*What you should do:* Gather all lines from the material that contain "values".

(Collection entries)
# # # # #

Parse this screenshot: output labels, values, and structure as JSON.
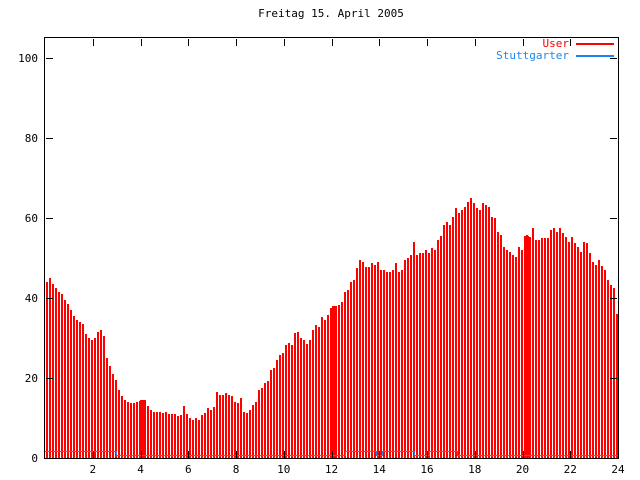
{
  "title": "Freitag 15. April 2005",
  "legend": {
    "items": [
      {
        "label": "User",
        "color": "#ff0000"
      },
      {
        "label": "Stuttgarter",
        "color": "#1c86ee"
      }
    ]
  },
  "colors": {
    "axis": "#000000",
    "background": "#ffffff",
    "user_red": "#ff0000",
    "stuttgarter_blue": "#1c86ee"
  },
  "chart_data": {
    "type": "bar",
    "render_style": "gnuplot impulses (User) + thin step line near zero (Stuttgarter)",
    "title": "Freitag 15. April 2005",
    "xlabel": "",
    "ylabel": "",
    "x_unit": "hour of day",
    "xlim": [
      0,
      24
    ],
    "ylim": [
      0,
      105
    ],
    "x_ticks": [
      2,
      4,
      6,
      8,
      10,
      12,
      14,
      16,
      18,
      20,
      22,
      24
    ],
    "y_ticks": [
      0,
      20,
      40,
      60,
      80,
      100
    ],
    "grid": false,
    "tick_mirroring": "ticks mirrored on top and right borders",
    "legend_position": "top-right inside plot",
    "series": [
      {
        "name": "User",
        "style": "impulses",
        "color": "#ff0000",
        "x_start": 0.0,
        "x_step": 0.125,
        "values": [
          44,
          45,
          43.5,
          42.5,
          41.5,
          41,
          39.5,
          38.5,
          37,
          35.5,
          34.5,
          34,
          33.5,
          31,
          30,
          29.5,
          30,
          31.5,
          32,
          30.5,
          25,
          23,
          21,
          19.5,
          17,
          15.5,
          14.5,
          14,
          13.8,
          13.8,
          14,
          14.3,
          14.5,
          14.5,
          13,
          12,
          11.5,
          11.5,
          11.4,
          11.3,
          11.5,
          11,
          11,
          11,
          10.6,
          10.8,
          13,
          11,
          10,
          9.5,
          10,
          9.5,
          10.8,
          11.2,
          12.4,
          12,
          12.8,
          16.6,
          15.8,
          15.8,
          16.2,
          15.8,
          15.4,
          14.1,
          13.7,
          15,
          11.6,
          11.2,
          12,
          13.3,
          14.1,
          17,
          17.5,
          18.7,
          19.2,
          22,
          22.5,
          24.6,
          25.8,
          26.2,
          28.3,
          28.7,
          28.3,
          31.2,
          31.6,
          30,
          29.6,
          28.5,
          29.5,
          32,
          33.3,
          32.8,
          35.3,
          34.5,
          35.8,
          37.4,
          37.8,
          38,
          38.3,
          39.1,
          41.6,
          42,
          44.1,
          44.5,
          47.4,
          49.5,
          49.1,
          47.8,
          47.8,
          48.7,
          48.3,
          49.1,
          47,
          47,
          46.6,
          46.6,
          47,
          48.7,
          46.6,
          47,
          49.5,
          50,
          50.8,
          54,
          50.8,
          51.2,
          51.2,
          52,
          51.2,
          52.4,
          52,
          54.5,
          55.5,
          58.3,
          59.1,
          58.3,
          60.3,
          62.4,
          61.2,
          62,
          62.8,
          64.1,
          64.9,
          63.7,
          62.4,
          62,
          63.7,
          63.3,
          62.8,
          60.3,
          59.9,
          56.6,
          55.8,
          52.8,
          52,
          51.6,
          50.8,
          50.3,
          52.8,
          52,
          54.5,
          55.8,
          55.3,
          57.4,
          54.5,
          54.5,
          54.9,
          55,
          54.9,
          57,
          57.4,
          56.6,
          57.4,
          56.2,
          55.3,
          54.1,
          55.3,
          53.7,
          52.8,
          51.6,
          54.1,
          53.7,
          51.2,
          49.1,
          48.3,
          49.5,
          47.9,
          47,
          44.5,
          43.3,
          42.4,
          36
        ]
      },
      {
        "name": "Stuttgarter",
        "style": "steps",
        "color": "#1c86ee",
        "segments": [
          {
            "from": 0.0,
            "to": 2.97,
            "value": 1.5
          },
          {
            "from": 2.97,
            "to": 12.55,
            "value": 0.5
          },
          {
            "from": 12.55,
            "to": 13.85,
            "value": 1.5
          },
          {
            "from": 13.85,
            "to": 14.1,
            "value": 0.5
          },
          {
            "from": 14.1,
            "to": 15.45,
            "value": 1.5
          },
          {
            "from": 15.45,
            "to": 16.1,
            "value": 0.5
          },
          {
            "from": 16.1,
            "to": 17.25,
            "value": 1.5
          },
          {
            "from": 17.25,
            "to": 24.0,
            "value": 0.5
          }
        ]
      }
    ],
    "solid_red_bands": [
      {
        "start": 3.98,
        "end": 4.17,
        "value": 14.5
      },
      {
        "start": 12.02,
        "end": 12.2,
        "value": 38
      },
      {
        "start": 20.05,
        "end": 20.27,
        "value": 55.5
      }
    ]
  }
}
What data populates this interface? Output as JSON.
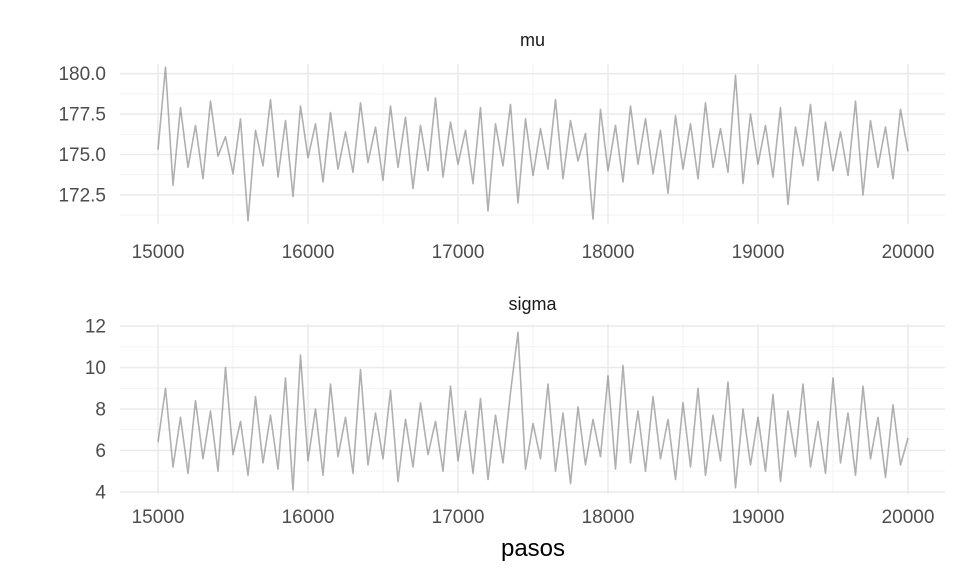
{
  "colors": {
    "background": "#ffffff",
    "trace": "#7f7f7f",
    "grid": "#ebebeb",
    "text": "#4d4d4d"
  },
  "chart_data": {
    "type": "line",
    "xlabel": "pasos",
    "grid": true,
    "legend": "none",
    "x_range": [
      15000,
      20000
    ],
    "x_ticks": [
      15000,
      16000,
      17000,
      18000,
      19000,
      20000
    ],
    "x_tick_labels": [
      "15000",
      "16000",
      "17000",
      "18000",
      "19000",
      "20000"
    ],
    "panels": [
      {
        "title": "mu",
        "ylim": [
          170.7,
          180.6
        ],
        "y_ticks": [
          172.5,
          175.0,
          177.5,
          180.0
        ],
        "y_tick_labels": [
          "172.5",
          "175.0",
          "177.5",
          "180.0"
        ],
        "series": {
          "x": [
            15000,
            15050,
            15100,
            15150,
            15200,
            15250,
            15300,
            15350,
            15400,
            15450,
            15500,
            15550,
            15600,
            15650,
            15700,
            15750,
            15800,
            15850,
            15900,
            15950,
            16000,
            16050,
            16100,
            16150,
            16200,
            16250,
            16300,
            16350,
            16400,
            16450,
            16500,
            16550,
            16600,
            16650,
            16700,
            16750,
            16800,
            16850,
            16900,
            16950,
            17000,
            17050,
            17100,
            17150,
            17200,
            17250,
            17300,
            17350,
            17400,
            17450,
            17500,
            17550,
            17600,
            17650,
            17700,
            17750,
            17800,
            17850,
            17900,
            17950,
            18000,
            18050,
            18100,
            18150,
            18200,
            18250,
            18300,
            18350,
            18400,
            18450,
            18500,
            18550,
            18600,
            18650,
            18700,
            18750,
            18800,
            18850,
            18900,
            18950,
            19000,
            19050,
            19100,
            19150,
            19200,
            19250,
            19300,
            19350,
            19400,
            19450,
            19500,
            19550,
            19600,
            19650,
            19700,
            19750,
            19800,
            19850,
            19900,
            19950,
            20000
          ],
          "y": [
            175.3,
            180.4,
            173.1,
            177.9,
            174.2,
            176.8,
            173.5,
            178.3,
            174.9,
            176.1,
            173.8,
            177.2,
            170.9,
            176.5,
            174.3,
            178.4,
            173.6,
            177.1,
            172.4,
            178.0,
            174.8,
            176.9,
            173.3,
            177.6,
            174.1,
            176.4,
            173.9,
            178.2,
            174.5,
            176.7,
            173.4,
            178.0,
            174.2,
            177.3,
            172.9,
            176.8,
            174.0,
            178.5,
            173.6,
            177.0,
            174.4,
            176.5,
            173.2,
            177.9,
            171.5,
            176.9,
            174.3,
            178.1,
            172.0,
            177.2,
            173.7,
            176.6,
            174.1,
            178.4,
            173.5,
            177.1,
            174.6,
            176.3,
            171.0,
            177.8,
            174.0,
            176.8,
            173.3,
            178.0,
            174.4,
            177.2,
            173.8,
            176.5,
            172.6,
            177.4,
            174.1,
            176.9,
            173.5,
            178.2,
            174.2,
            176.6,
            173.9,
            179.9,
            173.2,
            177.5,
            174.4,
            176.8,
            173.6,
            177.9,
            171.9,
            176.7,
            174.3,
            178.1,
            173.4,
            177.0,
            174.0,
            176.4,
            173.7,
            178.3,
            172.5,
            177.1,
            174.2,
            176.7,
            173.5,
            177.8,
            175.2
          ]
        }
      },
      {
        "title": "sigma",
        "ylim": [
          3.9,
          12.1
        ],
        "y_ticks": [
          4,
          6,
          8,
          10,
          12
        ],
        "y_tick_labels": [
          "4",
          "6",
          "8",
          "10",
          "12"
        ],
        "series": {
          "x": [
            15000,
            15050,
            15100,
            15150,
            15200,
            15250,
            15300,
            15350,
            15400,
            15450,
            15500,
            15550,
            15600,
            15650,
            15700,
            15750,
            15800,
            15850,
            15900,
            15950,
            16000,
            16050,
            16100,
            16150,
            16200,
            16250,
            16300,
            16350,
            16400,
            16450,
            16500,
            16550,
            16600,
            16650,
            16700,
            16750,
            16800,
            16850,
            16900,
            16950,
            17000,
            17050,
            17100,
            17150,
            17200,
            17250,
            17300,
            17350,
            17400,
            17450,
            17500,
            17550,
            17600,
            17650,
            17700,
            17750,
            17800,
            17850,
            17900,
            17950,
            18000,
            18050,
            18100,
            18150,
            18200,
            18250,
            18300,
            18350,
            18400,
            18450,
            18500,
            18550,
            18600,
            18650,
            18700,
            18750,
            18800,
            18850,
            18900,
            18950,
            19000,
            19050,
            19100,
            19150,
            19200,
            19250,
            19300,
            19350,
            19400,
            19450,
            19500,
            19550,
            19600,
            19650,
            19700,
            19750,
            19800,
            19850,
            19900,
            19950,
            20000
          ],
          "y": [
            6.4,
            9.0,
            5.2,
            7.6,
            4.9,
            8.4,
            5.6,
            7.9,
            5.0,
            10.0,
            5.8,
            7.4,
            4.8,
            8.6,
            5.4,
            7.7,
            5.1,
            9.5,
            4.1,
            10.6,
            5.5,
            8.0,
            4.8,
            9.2,
            5.7,
            7.6,
            4.9,
            9.9,
            5.3,
            7.8,
            5.6,
            8.9,
            4.5,
            7.5,
            5.2,
            8.3,
            5.8,
            7.4,
            5.0,
            9.1,
            5.5,
            7.9,
            4.9,
            8.5,
            4.6,
            7.7,
            5.4,
            8.8,
            11.7,
            5.1,
            7.3,
            5.6,
            9.2,
            5.0,
            7.8,
            4.4,
            8.1,
            5.3,
            7.5,
            5.7,
            9.6,
            5.1,
            10.1,
            5.4,
            7.9,
            5.0,
            8.6,
            5.6,
            7.5,
            4.6,
            8.3,
            5.2,
            9.0,
            4.8,
            7.7,
            5.5,
            9.3,
            4.2,
            8.0,
            5.3,
            7.6,
            5.0,
            8.7,
            4.5,
            7.9,
            5.7,
            9.2,
            5.2,
            7.4,
            4.9,
            9.5,
            5.4,
            7.8,
            4.8,
            9.1,
            5.6,
            7.6,
            4.7,
            8.2,
            5.3,
            6.6
          ]
        }
      }
    ]
  }
}
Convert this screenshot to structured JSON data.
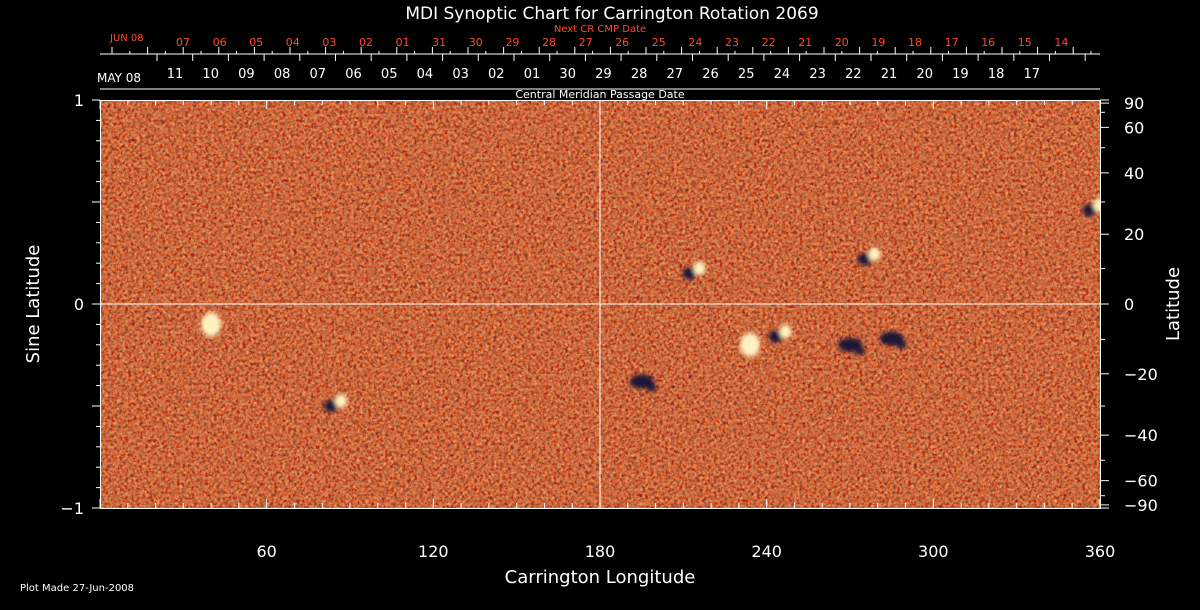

# # # # #

*Reply to the task:*
Parse this screenshot: output labels, values, and structure as JSON.
        "values": [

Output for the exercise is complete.